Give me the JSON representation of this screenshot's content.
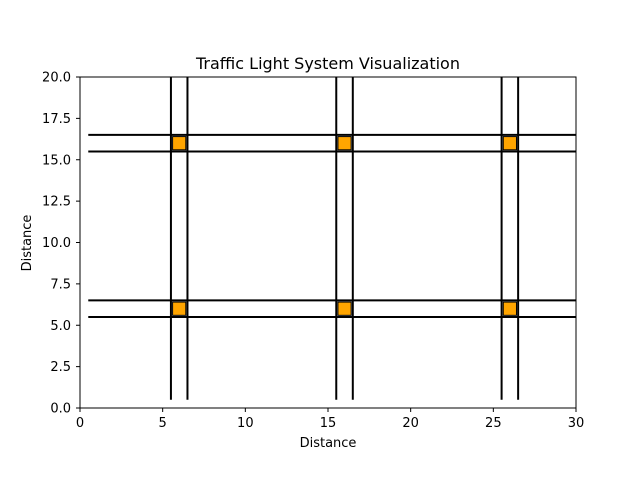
{
  "chart_data": {
    "type": "line",
    "title": "Traffic Light System Visualization",
    "xlabel": "Distance",
    "ylabel": "Distance",
    "xlim": [
      0,
      30
    ],
    "ylim": [
      0,
      20
    ],
    "x_ticks": [
      0,
      5,
      10,
      15,
      20,
      25,
      30
    ],
    "x_tick_labels": [
      "0",
      "5",
      "10",
      "15",
      "20",
      "25",
      "30"
    ],
    "y_ticks": [
      0,
      2.5,
      5,
      7.5,
      10,
      12.5,
      15,
      17.5,
      20
    ],
    "y_tick_labels": [
      "0.0",
      "2.5",
      "5.0",
      "7.5",
      "10.0",
      "12.5",
      "15.0",
      "17.5",
      "20.0"
    ],
    "grid": false,
    "road_color": "#000000",
    "light_color": "#FFA500",
    "horizontal_roads": [
      {
        "y": 5.5,
        "x_start": 0.5,
        "x_end": 30
      },
      {
        "y": 6.5,
        "x_start": 0.5,
        "x_end": 30
      },
      {
        "y": 15.5,
        "x_start": 0.5,
        "x_end": 30
      },
      {
        "y": 16.5,
        "x_start": 0.5,
        "x_end": 30
      }
    ],
    "vertical_roads": [
      {
        "x": 5.5,
        "y_start": 0.5,
        "y_end": 20
      },
      {
        "x": 6.5,
        "y_start": 0.5,
        "y_end": 20
      },
      {
        "x": 15.5,
        "y_start": 0.5,
        "y_end": 20
      },
      {
        "x": 16.5,
        "y_start": 0.5,
        "y_end": 20
      },
      {
        "x": 25.5,
        "y_start": 0.5,
        "y_end": 20
      },
      {
        "x": 26.5,
        "y_start": 0.5,
        "y_end": 20
      }
    ],
    "traffic_lights": [
      {
        "x": 6,
        "y": 6
      },
      {
        "x": 16,
        "y": 6
      },
      {
        "x": 26,
        "y": 6
      },
      {
        "x": 6,
        "y": 16
      },
      {
        "x": 16,
        "y": 16
      },
      {
        "x": 26,
        "y": 16
      }
    ],
    "light_size": 0.8
  }
}
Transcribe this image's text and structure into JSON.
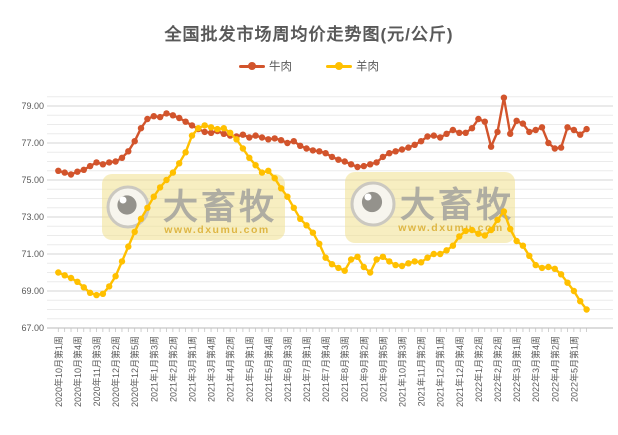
{
  "title": "全国批发市场周均价走势图(元/公斤)",
  "watermark": {
    "brand": "大畜牧",
    "url": "www.dxumu.com"
  },
  "chart_data": {
    "type": "line",
    "title": "全国批发市场周均价走势图(元/公斤)",
    "unit": "元/公斤",
    "legend_position": "top",
    "grid": "horizontal, minor every 0.5, major every 2.0",
    "ylim": [
      67,
      79.5
    ],
    "y_tick_labels": [
      "79.00",
      "77.00",
      "75.00",
      "73.00",
      "71.00",
      "69.00",
      "67.00"
    ],
    "x_label_every_n_points": 3,
    "x_tick_labels": [
      "2020年10月第1周",
      "2020年10月第4周",
      "2020年11月第3周",
      "2020年12月第2周",
      "2020年12月第5周",
      "2021年1月第3周",
      "2021年2月第2周",
      "2021年3月第1周",
      "2021年3月第4周",
      "2021年4月第2周",
      "2021年5月第1周",
      "2021年5月第4周",
      "2021年6月第3周",
      "2021年7月第1周",
      "2021年7月第4周",
      "2021年8月第3周",
      "2021年9月第2周",
      "2021年9月第5周",
      "2021年10月第3周",
      "2021年11月第2周",
      "2021年12月第1周",
      "2021年12月第4周",
      "2022年1月第2周",
      "2022年2月第2周",
      "2022年3月第1周",
      "2022年3月第4周",
      "2022年4月第2周",
      "2022年5月第1周"
    ],
    "series": [
      {
        "id": "beef",
        "name": "牛肉",
        "color": "#d2542c",
        "values": [
          75.5,
          75.4,
          75.3,
          75.45,
          75.55,
          75.75,
          75.95,
          75.85,
          75.95,
          76.0,
          76.2,
          76.55,
          77.1,
          77.8,
          78.3,
          78.45,
          78.4,
          78.6,
          78.5,
          78.35,
          78.15,
          77.95,
          77.75,
          77.6,
          77.55,
          77.65,
          77.5,
          77.4,
          77.35,
          77.45,
          77.3,
          77.4,
          77.3,
          77.2,
          77.25,
          77.15,
          77.0,
          77.1,
          76.85,
          76.7,
          76.6,
          76.55,
          76.45,
          76.25,
          76.1,
          76.0,
          75.85,
          75.7,
          75.75,
          75.85,
          75.95,
          76.25,
          76.45,
          76.55,
          76.65,
          76.75,
          76.9,
          77.1,
          77.35,
          77.4,
          77.3,
          77.5,
          77.7,
          77.55,
          77.55,
          77.8,
          78.3,
          78.15,
          76.8,
          77.6,
          79.45,
          77.5,
          78.2,
          78.05,
          77.6,
          77.7,
          77.85,
          77.0,
          76.7,
          76.75,
          77.85,
          77.7,
          77.45,
          77.75
        ]
      },
      {
        "id": "mutton",
        "name": "羊肉",
        "color": "#ffc000",
        "values": [
          70.0,
          69.85,
          69.7,
          69.5,
          69.2,
          68.9,
          68.78,
          68.85,
          69.25,
          69.8,
          70.6,
          71.4,
          72.2,
          72.9,
          73.5,
          74.1,
          74.6,
          75.0,
          75.4,
          75.9,
          76.5,
          77.4,
          77.8,
          77.95,
          77.85,
          77.75,
          77.8,
          77.55,
          77.2,
          76.7,
          76.2,
          75.8,
          75.4,
          75.5,
          75.1,
          74.55,
          74.1,
          73.5,
          72.9,
          72.55,
          72.15,
          71.55,
          70.8,
          70.45,
          70.25,
          70.1,
          70.7,
          70.85,
          70.3,
          70.0,
          70.7,
          70.85,
          70.6,
          70.4,
          70.35,
          70.5,
          70.6,
          70.55,
          70.8,
          71.0,
          71.0,
          71.2,
          71.45,
          71.95,
          72.25,
          72.3,
          72.1,
          72.0,
          72.3,
          72.85,
          73.3,
          72.35,
          71.7,
          71.45,
          70.9,
          70.4,
          70.25,
          70.3,
          70.2,
          69.9,
          69.45,
          69.0,
          68.45,
          68.0
        ]
      }
    ]
  }
}
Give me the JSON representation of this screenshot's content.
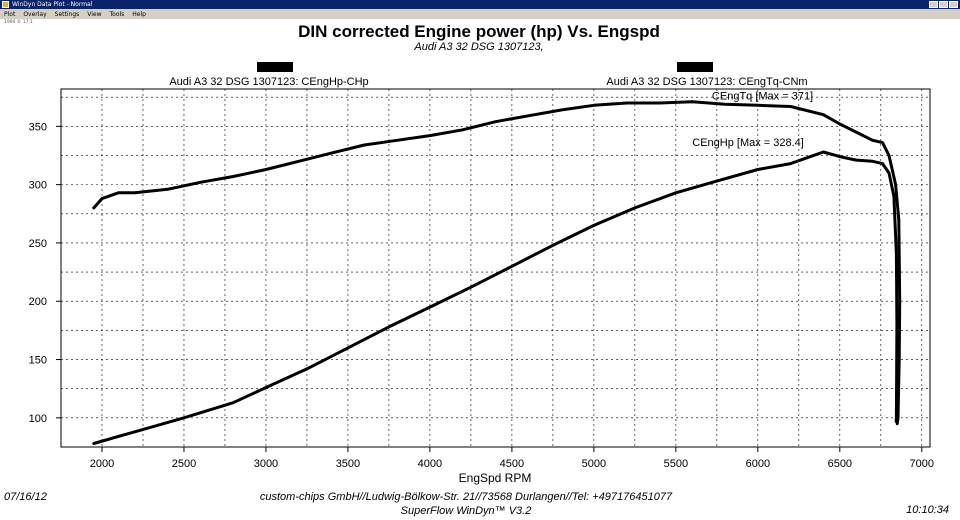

To do:
Print the complete listing exactly as it stands, without its pictures.

Response:
Give me the JSON representation of this screenshot's content.
{
  "chart_data": {
    "type": "line",
    "title": "Traffic Light System Visualization",
    "xlabel": "Distance",
    "ylabel": "Distance",
    "xlim": [
      0,
      30
    ],
    "ylim": [
      0,
      20
    ],
    "x_ticks": [
      0,
      5,
      10,
      15,
      20,
      25,
      30
    ],
    "x_tick_labels": [
      "0",
      "5",
      "10",
      "15",
      "20",
      "25",
      "30"
    ],
    "y_ticks": [
      0,
      2.5,
      5,
      7.5,
      10,
      12.5,
      15,
      17.5,
      20
    ],
    "y_tick_labels": [
      "0.0",
      "2.5",
      "5.0",
      "7.5",
      "10.0",
      "12.5",
      "15.0",
      "17.5",
      "20.0"
    ],
    "grid": false,
    "road_color": "#000000",
    "light_color": "#FFA500",
    "horizontal_roads": [
      {
        "y": 5.5,
        "x_start": 0.5,
        "x_end": 30
      },
      {
        "y": 6.5,
        "x_start": 0.5,
        "x_end": 30
      },
      {
        "y": 15.5,
        "x_start": 0.5,
        "x_end": 30
      },
      {
        "y": 16.5,
        "x_start": 0.5,
        "x_end": 30
      }
    ],
    "vertical_roads": [
      {
        "x": 5.5,
        "y_start": 0.5,
        "y_end": 20
      },
      {
        "x": 6.5,
        "y_start": 0.5,
        "y_end": 20
      },
      {
        "x": 15.5,
        "y_start": 0.5,
        "y_end": 20
      },
      {
        "x": 16.5,
        "y_start": 0.5,
        "y_end": 20
      },
      {
        "x": 25.5,
        "y_start": 0.5,
        "y_end": 20
      },
      {
        "x": 26.5,
        "y_start": 0.5,
        "y_end": 20
      }
    ],
    "traffic_lights": [
      {
        "x": 6,
        "y": 6
      },
      {
        "x": 16,
        "y": 6
      },
      {
        "x": 26,
        "y": 6
      },
      {
        "x": 6,
        "y": 16
      },
      {
        "x": 16,
        "y": 16
      },
      {
        "x": 26,
        "y": 16
      }
    ],
    "light_size": 0.8
  }
}
Transcribe this image's text and structure into JSON.
{
  "title": "全国批发市场周均价走势图(元/公斤)",
  "watermark": {
    "brand": "大畜牧",
    "url": "www.dxumu.com"
  },
  "chart_data": {
    "type": "line",
    "title": "全国批发市场周均价走势图(元/公斤)",
    "unit": "元/公斤",
    "legend_position": "top",
    "grid": "horizontal, minor every 0.5, major every 2.0",
    "ylim": [
      67,
      79.5
    ],
    "y_tick_labels": [
      "79.00",
      "77.00",
      "75.00",
      "73.00",
      "71.00",
      "69.00",
      "67.00"
    ],
    "x_label_every_n_points": 3,
    "x_tick_labels": [
      "2020年10月第1周",
      "2020年10月第4周",
      "2020年11月第3周",
      "2020年12月第2周",
      "2020年12月第5周",
      "2021年1月第3周",
      "2021年2月第2周",
      "2021年3月第1周",
      "2021年3月第4周",
      "2021年4月第2周",
      "2021年5月第1周",
      "2021年5月第4周",
      "2021年6月第3周",
      "2021年7月第1周",
      "2021年7月第4周",
      "2021年8月第3周",
      "2021年9月第2周",
      "2021年9月第5周",
      "2021年10月第3周",
      "2021年11月第2周",
      "2021年12月第1周",
      "2021年12月第4周",
      "2022年1月第2周",
      "2022年2月第2周",
      "2022年3月第1周",
      "2022年3月第4周",
      "2022年4月第2周",
      "2022年5月第1周"
    ],
    "series": [
      {
        "id": "beef",
        "name": "牛肉",
        "color": "#d2542c",
        "values": [
          75.5,
          75.4,
          75.3,
          75.45,
          75.55,
          75.75,
          75.95,
          75.85,
          75.95,
          76.0,
          76.2,
          76.55,
          77.1,
          77.8,
          78.3,
          78.45,
          78.4,
          78.6,
          78.5,
          78.35,
          78.15,
          77.95,
          77.75,
          77.6,
          77.55,
          77.65,
          77.5,
          77.4,
          77.35,
          77.45,
          77.3,
          77.4,
          77.3,
          77.2,
          77.25,
          77.15,
          77.0,
          77.1,
          76.85,
          76.7,
          76.6,
          76.55,
          76.45,
          76.25,
          76.1,
          76.0,
          75.85,
          75.7,
          75.75,
          75.85,
          75.95,
          76.25,
          76.45,
          76.55,
          76.65,
          76.75,
          76.9,
          77.1,
          77.35,
          77.4,
          77.3,
          77.5,
          77.7,
          77.55,
          77.55,
          77.8,
          78.3,
          78.15,
          76.8,
          77.6,
          79.45,
          77.5,
          78.2,
          78.05,
          77.6,
          77.7,
          77.85,
          77.0,
          76.7,
          76.75,
          77.85,
          77.7,
          77.45,
          77.75
        ]
      },
      {
        "id": "mutton",
        "name": "羊肉",
        "color": "#ffc000",
        "values": [
          70.0,
          69.85,
          69.7,
          69.5,
          69.2,
          68.9,
          68.78,
          68.85,
          69.25,
          69.8,
          70.6,
          71.4,
          72.2,
          72.9,
          73.5,
          74.1,
          74.6,
          75.0,
          75.4,
          75.9,
          76.5,
          77.4,
          77.8,
          77.95,
          77.85,
          77.75,
          77.8,
          77.55,
          77.2,
          76.7,
          76.2,
          75.8,
          75.4,
          75.5,
          75.1,
          74.55,
          74.1,
          73.5,
          72.9,
          72.55,
          72.15,
          71.55,
          70.8,
          70.45,
          70.25,
          70.1,
          70.7,
          70.85,
          70.3,
          70.0,
          70.7,
          70.85,
          70.6,
          70.4,
          70.35,
          70.5,
          70.6,
          70.55,
          70.8,
          71.0,
          71.0,
          71.2,
          71.45,
          71.95,
          72.25,
          72.3,
          72.1,
          72.0,
          72.3,
          72.85,
          73.3,
          72.35,
          71.7,
          71.45,
          70.9,
          70.4,
          70.25,
          70.3,
          70.2,
          69.9,
          69.45,
          69.0,
          68.45,
          68.0
        ]
      }
    ]
  }
}
Give me the JSON representation of this screenshot's content.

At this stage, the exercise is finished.